— Start Records shown —

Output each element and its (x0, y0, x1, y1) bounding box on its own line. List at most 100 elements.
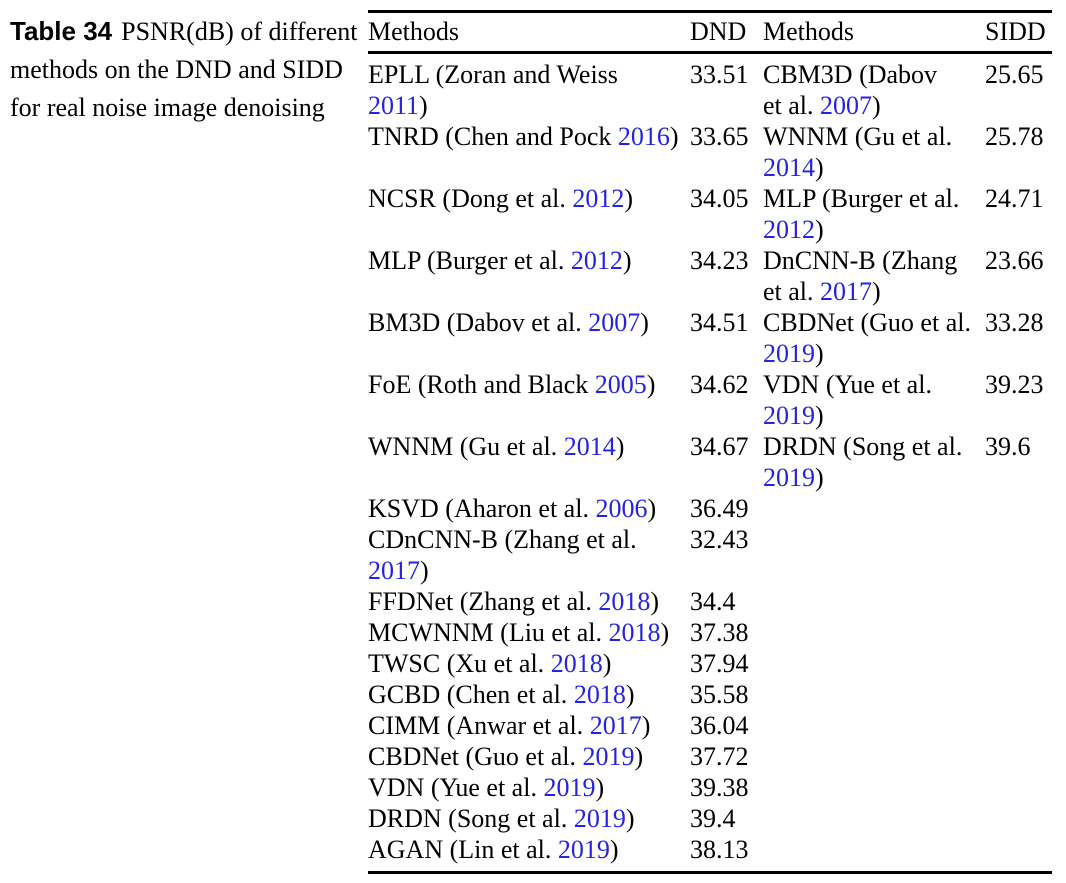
sidd-psnr-value (985, 524, 1052, 586)
table-row: FoE (Roth and Black 2005) 34.62 VDN (Yue e… (368, 369, 1052, 431)
table-row: KSVD (Aharon et al. 2006) 36.49 (368, 493, 1052, 524)
citation-year-link[interactable]: 2019 (557, 835, 610, 864)
table-row: TWSC (Xu et al. 2018) 37.94 (368, 648, 1052, 679)
sidd-psnr-value (985, 741, 1052, 772)
citation-year-link[interactable]: 2017 (368, 556, 420, 585)
table-row: CBDNet (Guo et al. 2019) 37.72 (368, 741, 1052, 772)
citation-year-link[interactable]: 2019 (763, 463, 815, 492)
sidd-psnr-value (985, 679, 1052, 710)
dnd-psnr-value: 34.05 (690, 184, 749, 213)
dnd-psnr-value: 34.23 (690, 246, 749, 275)
method-cell: MLP (Burger et al. 2012) (368, 246, 632, 275)
citation-year-link[interactable]: 2007 (820, 91, 873, 120)
sidd-psnr-value (985, 493, 1052, 524)
sidd-psnr-value: 23.66 (985, 246, 1044, 275)
dnd-psnr-value: 35.58 (690, 680, 749, 709)
caption-line-2: methods on the DND and SIDD (10, 55, 343, 84)
dnd-psnr-value: 38.13 (690, 835, 749, 864)
method-cell: FFDNet (Zhang et al. 2018) (368, 587, 660, 616)
citation-year-link[interactable]: 2018 (573, 680, 626, 709)
table-row: EPLL (Zoran and Weiss 2011) 33.51 CBM3D (Da… (368, 53, 1052, 122)
method-cell: MLP (Burger et al. 2012) (763, 184, 960, 244)
citation-year-link[interactable]: 2016 (617, 122, 670, 151)
citation-year-link[interactable]: 2014 (563, 432, 616, 461)
method-cell: CBM3D (Dabov et al. 2007) (763, 60, 938, 120)
citation-year-link[interactable]: 2019 (763, 401, 815, 430)
method-cell: VDN (Yue et al. 2019) (763, 370, 932, 430)
dnd-psnr-value: 33.51 (690, 60, 749, 89)
citation-year-link[interactable]: 2018 (608, 618, 661, 647)
method-cell: FoE (Roth and Black 2005) (368, 370, 656, 399)
table-row: BM3D (Dabov et al. 2007) 34.51 CBDNet (Guo… (368, 307, 1052, 369)
sidd-psnr-value: 39.6 (985, 432, 1031, 461)
method-cell (763, 710, 985, 741)
citation-year-link[interactable]: 2019 (763, 339, 815, 368)
table-row: DRDN (Song et al. 2019) 39.4 (368, 803, 1052, 834)
column-header-methods-right: Methods (763, 11, 985, 54)
table-row: CDnCNN-B (Zhang et al. 2017) 32.43 (368, 524, 1052, 586)
sidd-psnr-value (985, 617, 1052, 648)
citation-year-link[interactable]: 2006 (595, 494, 648, 523)
sidd-psnr-value (985, 710, 1052, 741)
method-cell (763, 586, 985, 617)
method-cell: EPLL (Zoran and Weiss 2011) (368, 60, 618, 120)
column-header-methods-left: Methods (368, 11, 690, 54)
sidd-psnr-value (985, 803, 1052, 834)
table-row: WNNM (Gu et al. 2014) 34.67 DRDN (Song et … (368, 431, 1052, 493)
citation-year-link[interactable]: 2012 (763, 215, 815, 244)
method-cell: TNRD (Chen and Pock 2016) (368, 122, 679, 151)
dnd-psnr-value: 39.38 (690, 773, 749, 802)
caption-line-1: PSNR(dB) of different (121, 17, 358, 46)
method-cell: NCSR (Dong et al. 2012) (368, 184, 634, 213)
sidd-psnr-value (985, 586, 1052, 617)
method-cell (763, 493, 985, 524)
method-cell: CIMM (Anwar et al. 2017) (368, 711, 651, 740)
method-cell: WNNM (Gu et al. 2014) (763, 122, 953, 182)
citation-year-link[interactable]: 2005 (594, 370, 647, 399)
table-body: EPLL (Zoran and Weiss 2011) 33.51 CBM3D (Da… (368, 53, 1052, 873)
method-cell: BM3D (Dabov et al. 2007) (368, 308, 649, 337)
table-row: MCWNNM (Liu et al. 2018) 37.38 (368, 617, 1052, 648)
citation-year-link[interactable]: 2018 (550, 649, 603, 678)
citation-year-link[interactable]: 2017 (589, 711, 642, 740)
citation-year-link[interactable]: 2012 (572, 184, 625, 213)
method-cell: CDnCNN-B (Zhang et al. 2017) (368, 525, 637, 585)
method-cell: WNNM (Gu et al. 2014) (368, 432, 625, 461)
method-cell: CBDNet (Guo et al. 2019) (368, 742, 644, 771)
psnr-results-table: Methods DND Methods SIDD EPLL (Zoran and… (368, 10, 1052, 874)
sidd-psnr-value: 25.78 (985, 122, 1044, 151)
citation-year-link[interactable]: 2019 (573, 804, 626, 833)
method-cell: DRDN (Song et al. 2019) (763, 432, 963, 492)
method-cell (763, 679, 985, 710)
method-cell: AGAN (Lin et al. 2019) (368, 835, 619, 864)
table-caption: Table 34 PSNR(dB) of different methods on… (10, 12, 368, 127)
sidd-psnr-value: 33.28 (985, 308, 1044, 337)
citation-year-link[interactable]: 2011 (368, 91, 420, 120)
table-row: TNRD (Chen and Pock 2016) 33.65 WNNM (Gu e… (368, 121, 1052, 183)
method-cell: MCWNNM (Liu et al. 2018) (368, 618, 670, 647)
column-header-dnd: DND (690, 11, 763, 54)
sidd-psnr-value (985, 648, 1052, 679)
citation-year-link[interactable]: 2018 (598, 587, 651, 616)
citation-year-link[interactable]: 2014 (763, 153, 815, 182)
table-row: NCSR (Dong et al. 2012) 34.05 MLP (Burger … (368, 183, 1052, 245)
table-row: FFDNet (Zhang et al. 2018) 34.4 (368, 586, 1052, 617)
citation-year-link[interactable]: 2012 (570, 246, 623, 275)
citation-year-link[interactable]: 2007 (588, 308, 641, 337)
dnd-psnr-value: 34.62 (690, 370, 749, 399)
citation-year-link[interactable]: 2019 (582, 742, 635, 771)
method-cell (763, 648, 985, 679)
table-header-row: Methods DND Methods SIDD (368, 11, 1052, 54)
method-cell (763, 617, 985, 648)
citation-year-link[interactable]: 2017 (820, 277, 873, 306)
sidd-psnr-value (985, 834, 1052, 873)
citation-year-link[interactable]: 2019 (543, 773, 596, 802)
dnd-psnr-value: 37.38 (690, 618, 749, 647)
dnd-psnr-value: 37.94 (690, 649, 749, 678)
method-cell: DRDN (Song et al. 2019) (368, 804, 635, 833)
table-caption-label: Table 34 (10, 16, 113, 46)
sidd-psnr-value: 24.71 (985, 184, 1044, 213)
sidd-psnr-value: 39.23 (985, 370, 1044, 399)
dnd-psnr-value: 34.51 (690, 308, 749, 337)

— End Records shown —

# Problem to solve
Copy every item above verbatim, leaving out the pictures.

# Exercise solution
Output each element and its (x0, y0, x1, y1) bounding box on its own line. List at most 100 elements.
sidd-psnr-value (985, 524, 1052, 586)
table-row: FoE (Roth and Black 2005) 34.62 VDN (Yue e… (368, 369, 1052, 431)
table-row: KSVD (Aharon et al. 2006) 36.49 (368, 493, 1052, 524)
citation-year-link[interactable]: 2019 (557, 835, 610, 864)
table-row: TWSC (Xu et al. 2018) 37.94 (368, 648, 1052, 679)
sidd-psnr-value (985, 741, 1052, 772)
citation-year-link[interactable]: 2017 (368, 556, 420, 585)
table-row: CBDNet (Guo et al. 2019) 37.72 (368, 741, 1052, 772)
citation-year-link[interactable]: 2019 (763, 463, 815, 492)
sidd-psnr-value (985, 679, 1052, 710)
dnd-psnr-value: 34.05 (690, 184, 749, 213)
dnd-psnr-value: 34.23 (690, 246, 749, 275)
method-cell: MLP (Burger et al. 2012) (368, 246, 632, 275)
citation-year-link[interactable]: 2007 (820, 91, 873, 120)
sidd-psnr-value (985, 493, 1052, 524)
sidd-psnr-value: 23.66 (985, 246, 1044, 275)
dnd-psnr-value: 35.58 (690, 680, 749, 709)
caption-line-2: methods on the DND and SIDD (10, 55, 343, 84)
dnd-psnr-value: 38.13 (690, 835, 749, 864)
method-cell: FFDNet (Zhang et al. 2018) (368, 587, 660, 616)
citation-year-link[interactable]: 2018 (573, 680, 626, 709)
table-row: EPLL (Zoran and Weiss 2011) 33.51 CBM3D (Da… (368, 53, 1052, 122)
method-cell: MLP (Burger et al. 2012) (763, 184, 960, 244)
citation-year-link[interactable]: 2016 (617, 122, 670, 151)
citation-year-link[interactable]: 2014 (563, 432, 616, 461)
method-cell: CBM3D (Dabov et al. 2007) (763, 60, 938, 120)
citation-year-link[interactable]: 2019 (763, 401, 815, 430)
method-cell: VDN (Yue et al. 2019) (763, 370, 932, 430)
dnd-psnr-value: 33.51 (690, 60, 749, 89)
citation-year-link[interactable]: 2018 (608, 618, 661, 647)
method-cell: FoE (Roth and Black 2005) (368, 370, 656, 399)
table-row: BM3D (Dabov et al. 2007) 34.51 CBDNet (Guo… (368, 307, 1052, 369)
sidd-psnr-value: 39.6 (985, 432, 1031, 461)
method-cell (763, 710, 985, 741)
citation-year-link[interactable]: 2019 (763, 339, 815, 368)
table-row: DRDN (Song et al. 2019) 39.4 (368, 803, 1052, 834)
column-header-methods-right: Methods (763, 11, 985, 54)
table-row: CDnCNN-B (Zhang et al. 2017) 32.43 (368, 524, 1052, 586)
sidd-psnr-value (985, 617, 1052, 648)
citation-year-link[interactable]: 2006 (595, 494, 648, 523)
sidd-psnr-value (985, 710, 1052, 741)
method-cell (763, 586, 985, 617)
method-cell: EPLL (Zoran and Weiss 2011) (368, 60, 618, 120)
column-header-methods-left: Methods (368, 11, 690, 54)
sidd-psnr-value (985, 803, 1052, 834)
table-row: WNNM (Gu et al. 2014) 34.67 DRDN (Song et … (368, 431, 1052, 493)
citation-year-link[interactable]: 2012 (763, 215, 815, 244)
method-cell: TNRD (Chen and Pock 2016) (368, 122, 679, 151)
dnd-psnr-value: 39.38 (690, 773, 749, 802)
caption-line-1: PSNR(dB) of different (121, 17, 358, 46)
method-cell: NCSR (Dong et al. 2012) (368, 184, 634, 213)
sidd-psnr-value (985, 586, 1052, 617)
method-cell (763, 493, 985, 524)
method-cell: CIMM (Anwar et al. 2017) (368, 711, 651, 740)
method-cell: WNNM (Gu et al. 2014) (763, 122, 953, 182)
citation-year-link[interactable]: 2005 (594, 370, 647, 399)
table-body: EPLL (Zoran and Weiss 2011) 33.51 CBM3D (Da… (368, 53, 1052, 873)
method-cell: BM3D (Dabov et al. 2007) (368, 308, 649, 337)
table-row: MCWNNM (Liu et al. 2018) 37.38 (368, 617, 1052, 648)
citation-year-link[interactable]: 2018 (550, 649, 603, 678)
citation-year-link[interactable]: 2017 (589, 711, 642, 740)
citation-year-link[interactable]: 2012 (572, 184, 625, 213)
method-cell: CDnCNN-B (Zhang et al. 2017) (368, 525, 637, 585)
method-cell: WNNM (Gu et al. 2014) (368, 432, 625, 461)
method-cell: CBDNet (Guo et al. 2019) (368, 742, 644, 771)
psnr-results-table: Methods DND Methods SIDD EPLL (Zoran and… (368, 10, 1052, 874)
sidd-psnr-value: 25.78 (985, 122, 1044, 151)
citation-year-link[interactable]: 2019 (573, 804, 626, 833)
method-cell: DRDN (Song et al. 2019) (763, 432, 963, 492)
method-cell (763, 679, 985, 710)
method-cell: AGAN (Lin et al. 2019) (368, 835, 619, 864)
table-caption: Table 34 PSNR(dB) of different methods on… (10, 12, 368, 127)
sidd-psnr-value: 33.28 (985, 308, 1044, 337)
citation-year-link[interactable]: 2011 (368, 91, 420, 120)
table-row: TNRD (Chen and Pock 2016) 33.65 WNNM (Gu e… (368, 121, 1052, 183)
method-cell: MCWNNM (Liu et al. 2018) (368, 618, 670, 647)
column-header-dnd: DND (690, 11, 763, 54)
sidd-psnr-value (985, 648, 1052, 679)
citation-year-link[interactable]: 2018 (598, 587, 651, 616)
citation-year-link[interactable]: 2014 (763, 153, 815, 182)
table-row: NCSR (Dong et al. 2012) 34.05 MLP (Burger … (368, 183, 1052, 245)
table-row: FFDNet (Zhang et al. 2018) 34.4 (368, 586, 1052, 617)
citation-year-link[interactable]: 2012 (570, 246, 623, 275)
citation-year-link[interactable]: 2007 (588, 308, 641, 337)
dnd-psnr-value: 34.62 (690, 370, 749, 399)
citation-year-link[interactable]: 2019 (582, 742, 635, 771)
method-cell (763, 648, 985, 679)
table-header-row: Methods DND Methods SIDD (368, 11, 1052, 54)
method-cell (763, 617, 985, 648)
citation-year-link[interactable]: 2017 (820, 277, 873, 306)
sidd-psnr-value (985, 834, 1052, 873)
citation-year-link[interactable]: 2019 (543, 773, 596, 802)
dnd-psnr-value: 37.38 (690, 618, 749, 647)
dnd-psnr-value: 37.94 (690, 649, 749, 678)
method-cell: DRDN (Song et al. 2019) (368, 804, 635, 833)
table-caption-label: Table 34 (10, 16, 113, 46)
sidd-psnr-value: 24.71 (985, 184, 1044, 213)
sidd-psnr-value: 39.23 (985, 370, 1044, 399)
dnd-psnr-value: 34.51 (690, 308, 749, 337)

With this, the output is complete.